--- Begin RECORDS FOR THIS EXERCISE ---

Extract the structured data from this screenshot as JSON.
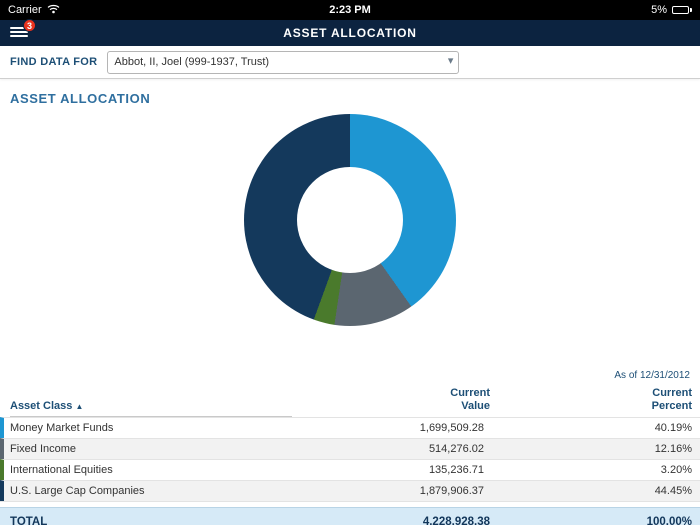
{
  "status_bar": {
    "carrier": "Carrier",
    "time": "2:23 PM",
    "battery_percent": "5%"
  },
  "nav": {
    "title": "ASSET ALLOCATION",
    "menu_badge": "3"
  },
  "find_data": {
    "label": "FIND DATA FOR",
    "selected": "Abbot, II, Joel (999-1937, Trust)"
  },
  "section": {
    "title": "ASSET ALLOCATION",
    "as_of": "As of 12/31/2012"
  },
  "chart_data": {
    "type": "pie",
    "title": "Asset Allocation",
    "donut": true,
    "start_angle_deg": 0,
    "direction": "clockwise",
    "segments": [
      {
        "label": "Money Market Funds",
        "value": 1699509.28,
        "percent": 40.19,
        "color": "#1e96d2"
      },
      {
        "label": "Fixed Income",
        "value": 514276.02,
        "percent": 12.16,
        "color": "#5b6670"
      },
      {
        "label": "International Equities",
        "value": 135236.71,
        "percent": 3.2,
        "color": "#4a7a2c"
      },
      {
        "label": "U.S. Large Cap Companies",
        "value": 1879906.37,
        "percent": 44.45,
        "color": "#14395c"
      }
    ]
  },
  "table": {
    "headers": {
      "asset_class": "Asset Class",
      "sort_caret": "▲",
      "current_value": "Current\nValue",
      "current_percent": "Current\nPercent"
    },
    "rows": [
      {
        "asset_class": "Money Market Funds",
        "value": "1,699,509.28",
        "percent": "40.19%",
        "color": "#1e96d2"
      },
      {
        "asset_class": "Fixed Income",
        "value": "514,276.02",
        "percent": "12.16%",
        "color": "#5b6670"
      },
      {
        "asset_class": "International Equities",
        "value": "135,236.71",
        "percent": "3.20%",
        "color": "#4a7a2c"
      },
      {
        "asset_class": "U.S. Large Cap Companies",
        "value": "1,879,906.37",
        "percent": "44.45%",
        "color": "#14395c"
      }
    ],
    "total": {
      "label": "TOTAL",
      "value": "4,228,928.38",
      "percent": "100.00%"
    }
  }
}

--- End RECORDS FOR THIS EXERCISE ---

Give only the number of lines in the data that include the string "International".

2